Data items:
::::
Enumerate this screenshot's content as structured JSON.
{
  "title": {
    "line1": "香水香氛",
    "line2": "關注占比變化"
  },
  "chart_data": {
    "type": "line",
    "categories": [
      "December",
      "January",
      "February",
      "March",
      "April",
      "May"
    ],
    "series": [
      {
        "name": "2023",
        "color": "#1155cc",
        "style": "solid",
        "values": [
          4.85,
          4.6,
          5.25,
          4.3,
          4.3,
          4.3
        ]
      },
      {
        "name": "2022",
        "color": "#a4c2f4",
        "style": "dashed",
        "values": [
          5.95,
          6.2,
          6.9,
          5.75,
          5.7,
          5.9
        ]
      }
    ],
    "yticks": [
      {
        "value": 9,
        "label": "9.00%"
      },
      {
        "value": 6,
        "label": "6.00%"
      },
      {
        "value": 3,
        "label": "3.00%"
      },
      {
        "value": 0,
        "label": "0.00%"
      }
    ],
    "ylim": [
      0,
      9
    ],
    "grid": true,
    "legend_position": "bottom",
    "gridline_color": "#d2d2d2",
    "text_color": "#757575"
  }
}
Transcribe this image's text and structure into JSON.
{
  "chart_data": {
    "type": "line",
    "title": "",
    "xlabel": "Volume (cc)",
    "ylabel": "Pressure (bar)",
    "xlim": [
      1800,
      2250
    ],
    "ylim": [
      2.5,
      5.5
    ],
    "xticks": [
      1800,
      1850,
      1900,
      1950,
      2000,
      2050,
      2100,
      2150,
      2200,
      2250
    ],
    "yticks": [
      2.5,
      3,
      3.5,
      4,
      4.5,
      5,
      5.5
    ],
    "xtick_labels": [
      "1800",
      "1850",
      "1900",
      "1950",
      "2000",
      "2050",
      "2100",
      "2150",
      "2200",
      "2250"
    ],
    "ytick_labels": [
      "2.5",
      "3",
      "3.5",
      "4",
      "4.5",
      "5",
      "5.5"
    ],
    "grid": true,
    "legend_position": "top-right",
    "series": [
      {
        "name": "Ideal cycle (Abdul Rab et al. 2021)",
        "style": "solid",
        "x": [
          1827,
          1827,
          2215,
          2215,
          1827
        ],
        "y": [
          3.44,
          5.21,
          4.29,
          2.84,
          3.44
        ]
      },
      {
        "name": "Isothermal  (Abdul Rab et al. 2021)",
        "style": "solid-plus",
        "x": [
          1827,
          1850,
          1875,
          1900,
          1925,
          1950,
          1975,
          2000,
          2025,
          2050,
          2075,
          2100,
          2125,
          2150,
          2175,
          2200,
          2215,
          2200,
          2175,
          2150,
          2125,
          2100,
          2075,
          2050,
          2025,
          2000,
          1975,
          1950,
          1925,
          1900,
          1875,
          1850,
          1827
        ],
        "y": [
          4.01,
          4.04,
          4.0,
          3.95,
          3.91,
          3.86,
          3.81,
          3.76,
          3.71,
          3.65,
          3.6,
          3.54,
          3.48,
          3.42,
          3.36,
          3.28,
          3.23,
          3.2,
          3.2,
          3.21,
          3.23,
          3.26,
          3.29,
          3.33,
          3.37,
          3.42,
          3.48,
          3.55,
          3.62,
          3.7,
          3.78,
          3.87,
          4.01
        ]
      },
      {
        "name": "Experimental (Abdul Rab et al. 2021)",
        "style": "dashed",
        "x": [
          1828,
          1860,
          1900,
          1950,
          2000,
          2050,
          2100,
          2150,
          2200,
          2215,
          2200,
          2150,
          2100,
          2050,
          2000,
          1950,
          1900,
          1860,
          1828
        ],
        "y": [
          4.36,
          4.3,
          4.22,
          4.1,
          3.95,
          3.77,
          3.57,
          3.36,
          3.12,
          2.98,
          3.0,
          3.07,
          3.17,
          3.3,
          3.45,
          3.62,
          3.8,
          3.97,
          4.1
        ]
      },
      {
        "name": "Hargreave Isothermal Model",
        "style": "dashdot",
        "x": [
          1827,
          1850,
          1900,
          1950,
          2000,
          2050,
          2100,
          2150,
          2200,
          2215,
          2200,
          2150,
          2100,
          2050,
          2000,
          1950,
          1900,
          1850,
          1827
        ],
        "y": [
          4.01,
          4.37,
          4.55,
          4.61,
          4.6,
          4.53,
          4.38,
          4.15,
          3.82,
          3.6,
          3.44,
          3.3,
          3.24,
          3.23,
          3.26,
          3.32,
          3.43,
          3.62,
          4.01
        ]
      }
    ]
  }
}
::::
**Task**: Take the material above and return all of it exactly.

**Expected output**:
Enumerate this screenshot's content as structured JSON.
{
  "title": {
    "line1": "香水香氛",
    "line2": "關注占比變化"
  },
  "chart_data": {
    "type": "line",
    "categories": [
      "December",
      "January",
      "February",
      "March",
      "April",
      "May"
    ],
    "series": [
      {
        "name": "2023",
        "color": "#1155cc",
        "style": "solid",
        "values": [
          4.85,
          4.6,
          5.25,
          4.3,
          4.3,
          4.3
        ]
      },
      {
        "name": "2022",
        "color": "#a4c2f4",
        "style": "dashed",
        "values": [
          5.95,
          6.2,
          6.9,
          5.75,
          5.7,
          5.9
        ]
      }
    ],
    "yticks": [
      {
        "value": 9,
        "label": "9.00%"
      },
      {
        "value": 6,
        "label": "6.00%"
      },
      {
        "value": 3,
        "label": "3.00%"
      },
      {
        "value": 0,
        "label": "0.00%"
      }
    ],
    "ylim": [
      0,
      9
    ],
    "grid": true,
    "legend_position": "bottom",
    "gridline_color": "#d2d2d2",
    "text_color": "#757575"
  }
}
Transcribe this image's text and structure into JSON.
{
  "chart_data": {
    "type": "line",
    "title": "",
    "xlabel": "Volume (cc)",
    "ylabel": "Pressure (bar)",
    "xlim": [
      1800,
      2250
    ],
    "ylim": [
      2.5,
      5.5
    ],
    "xticks": [
      1800,
      1850,
      1900,
      1950,
      2000,
      2050,
      2100,
      2150,
      2200,
      2250
    ],
    "yticks": [
      2.5,
      3,
      3.5,
      4,
      4.5,
      5,
      5.5
    ],
    "xtick_labels": [
      "1800",
      "1850",
      "1900",
      "1950",
      "2000",
      "2050",
      "2100",
      "2150",
      "2200",
      "2250"
    ],
    "ytick_labels": [
      "2.5",
      "3",
      "3.5",
      "4",
      "4.5",
      "5",
      "5.5"
    ],
    "grid": true,
    "legend_position": "top-right",
    "series": [
      {
        "name": "Ideal cycle (Abdul Rab et al. 2021)",
        "style": "solid",
        "x": [
          1827,
          1827,
          2215,
          2215,
          1827
        ],
        "y": [
          3.44,
          5.21,
          4.29,
          2.84,
          3.44
        ]
      },
      {
        "name": "Isothermal  (Abdul Rab et al. 2021)",
        "style": "solid-plus",
        "x": [
          1827,
          1850,
          1875,
          1900,
          1925,
          1950,
          1975,
          2000,
          2025,
          2050,
          2075,
          2100,
          2125,
          2150,
          2175,
          2200,
          2215,
          2200,
          2175,
          2150,
          2125,
          2100,
          2075,
          2050,
          2025,
          2000,
          1975,
          1950,
          1925,
          1900,
          1875,
          1850,
          1827
        ],
        "y": [
          4.01,
          4.04,
          4.0,
          3.95,
          3.91,
          3.86,
          3.81,
          3.76,
          3.71,
          3.65,
          3.6,
          3.54,
          3.48,
          3.42,
          3.36,
          3.28,
          3.23,
          3.2,
          3.2,
          3.21,
          3.23,
          3.26,
          3.29,
          3.33,
          3.37,
          3.42,
          3.48,
          3.55,
          3.62,
          3.7,
          3.78,
          3.87,
          4.01
        ]
      },
      {
        "name": "Experimental (Abdul Rab et al. 2021)",
        "style": "dashed",
        "x": [
          1828,
          1860,
          1900,
          1950,
          2000,
          2050,
          2100,
          2150,
          2200,
          2215,
          2200,
          2150,
          2100,
          2050,
          2000,
          1950,
          1900,
          1860,
          1828
        ],
        "y": [
          4.36,
          4.3,
          4.22,
          4.1,
          3.95,
          3.77,
          3.57,
          3.36,
          3.12,
          2.98,
          3.0,
          3.07,
          3.17,
          3.3,
          3.45,
          3.62,
          3.8,
          3.97,
          4.1
        ]
      },
      {
        "name": "Hargreave Isothermal Model",
        "style": "dashdot",
        "x": [
          1827,
          1850,
          1900,
          1950,
          2000,
          2050,
          2100,
          2150,
          2200,
          2215,
          2200,
          2150,
          2100,
          2050,
          2000,
          1950,
          1900,
          1850,
          1827
        ],
        "y": [
          4.01,
          4.37,
          4.55,
          4.61,
          4.6,
          4.53,
          4.38,
          4.15,
          3.82,
          3.6,
          3.44,
          3.3,
          3.24,
          3.23,
          3.26,
          3.32,
          3.43,
          3.62,
          4.01
        ]
      }
    ]
  }
}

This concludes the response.